### Stated goal:
Collect every line of the material below that contains the string "this", and copy each such line in full. The match is case-sensitive.

### Given records:
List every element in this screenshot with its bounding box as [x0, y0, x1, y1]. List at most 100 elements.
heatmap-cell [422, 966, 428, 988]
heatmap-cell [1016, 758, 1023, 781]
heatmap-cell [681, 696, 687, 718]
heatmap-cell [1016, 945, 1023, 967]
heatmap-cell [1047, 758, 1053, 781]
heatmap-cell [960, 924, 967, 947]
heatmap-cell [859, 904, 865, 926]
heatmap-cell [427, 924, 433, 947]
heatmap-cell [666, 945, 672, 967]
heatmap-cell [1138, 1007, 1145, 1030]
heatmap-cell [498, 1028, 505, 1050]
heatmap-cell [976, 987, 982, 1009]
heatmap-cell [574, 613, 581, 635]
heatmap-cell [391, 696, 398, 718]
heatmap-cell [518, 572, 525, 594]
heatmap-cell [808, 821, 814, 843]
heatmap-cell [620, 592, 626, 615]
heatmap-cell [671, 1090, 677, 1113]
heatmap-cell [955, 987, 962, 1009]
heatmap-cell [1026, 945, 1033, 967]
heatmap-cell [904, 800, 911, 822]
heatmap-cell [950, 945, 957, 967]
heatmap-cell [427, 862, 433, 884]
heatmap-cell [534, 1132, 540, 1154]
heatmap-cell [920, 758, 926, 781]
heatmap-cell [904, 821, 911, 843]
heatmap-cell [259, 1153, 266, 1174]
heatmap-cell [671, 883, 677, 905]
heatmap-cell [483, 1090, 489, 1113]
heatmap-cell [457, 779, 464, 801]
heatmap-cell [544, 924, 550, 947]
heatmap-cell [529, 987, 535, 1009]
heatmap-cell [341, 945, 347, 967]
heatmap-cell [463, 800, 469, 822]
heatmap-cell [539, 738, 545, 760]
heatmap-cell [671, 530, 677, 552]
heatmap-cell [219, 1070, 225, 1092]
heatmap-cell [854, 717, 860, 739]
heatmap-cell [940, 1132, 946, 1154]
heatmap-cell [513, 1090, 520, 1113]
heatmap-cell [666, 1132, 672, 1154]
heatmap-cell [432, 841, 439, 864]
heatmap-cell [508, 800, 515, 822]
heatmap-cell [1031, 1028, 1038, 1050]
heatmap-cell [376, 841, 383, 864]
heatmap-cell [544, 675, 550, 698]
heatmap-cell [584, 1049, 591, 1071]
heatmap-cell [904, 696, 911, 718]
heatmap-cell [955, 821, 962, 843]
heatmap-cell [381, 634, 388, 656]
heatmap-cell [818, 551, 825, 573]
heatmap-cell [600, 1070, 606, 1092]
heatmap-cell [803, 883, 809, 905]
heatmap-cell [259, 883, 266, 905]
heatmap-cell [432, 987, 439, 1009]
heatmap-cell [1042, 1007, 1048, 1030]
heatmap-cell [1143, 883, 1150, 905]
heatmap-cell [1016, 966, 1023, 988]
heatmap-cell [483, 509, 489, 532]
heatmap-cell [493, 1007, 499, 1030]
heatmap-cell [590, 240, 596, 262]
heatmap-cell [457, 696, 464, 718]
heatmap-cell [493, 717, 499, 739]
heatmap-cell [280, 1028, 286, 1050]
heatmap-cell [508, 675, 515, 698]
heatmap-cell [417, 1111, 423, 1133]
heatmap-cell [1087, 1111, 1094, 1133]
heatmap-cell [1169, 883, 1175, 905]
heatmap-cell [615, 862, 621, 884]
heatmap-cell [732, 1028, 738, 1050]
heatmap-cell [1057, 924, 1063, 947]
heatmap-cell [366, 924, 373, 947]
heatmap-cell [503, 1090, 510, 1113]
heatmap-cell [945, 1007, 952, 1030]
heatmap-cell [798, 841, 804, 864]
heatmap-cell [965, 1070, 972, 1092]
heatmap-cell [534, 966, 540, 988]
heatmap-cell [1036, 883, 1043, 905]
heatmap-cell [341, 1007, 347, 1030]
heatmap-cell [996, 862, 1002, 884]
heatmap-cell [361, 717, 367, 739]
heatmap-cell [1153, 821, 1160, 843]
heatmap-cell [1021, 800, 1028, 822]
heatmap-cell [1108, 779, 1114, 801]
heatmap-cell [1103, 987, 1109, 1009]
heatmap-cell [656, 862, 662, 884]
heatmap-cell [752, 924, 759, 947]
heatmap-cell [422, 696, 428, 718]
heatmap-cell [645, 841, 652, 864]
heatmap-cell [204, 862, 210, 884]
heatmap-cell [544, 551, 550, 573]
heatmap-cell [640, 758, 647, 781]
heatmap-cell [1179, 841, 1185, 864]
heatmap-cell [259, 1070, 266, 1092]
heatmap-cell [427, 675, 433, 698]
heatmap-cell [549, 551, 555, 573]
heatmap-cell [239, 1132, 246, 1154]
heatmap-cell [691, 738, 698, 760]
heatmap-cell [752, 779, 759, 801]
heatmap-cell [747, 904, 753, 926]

### Answer below:
List every element in this screenshot with its bounding box as [x0, y0, x1, y1]. List at most 100 elements.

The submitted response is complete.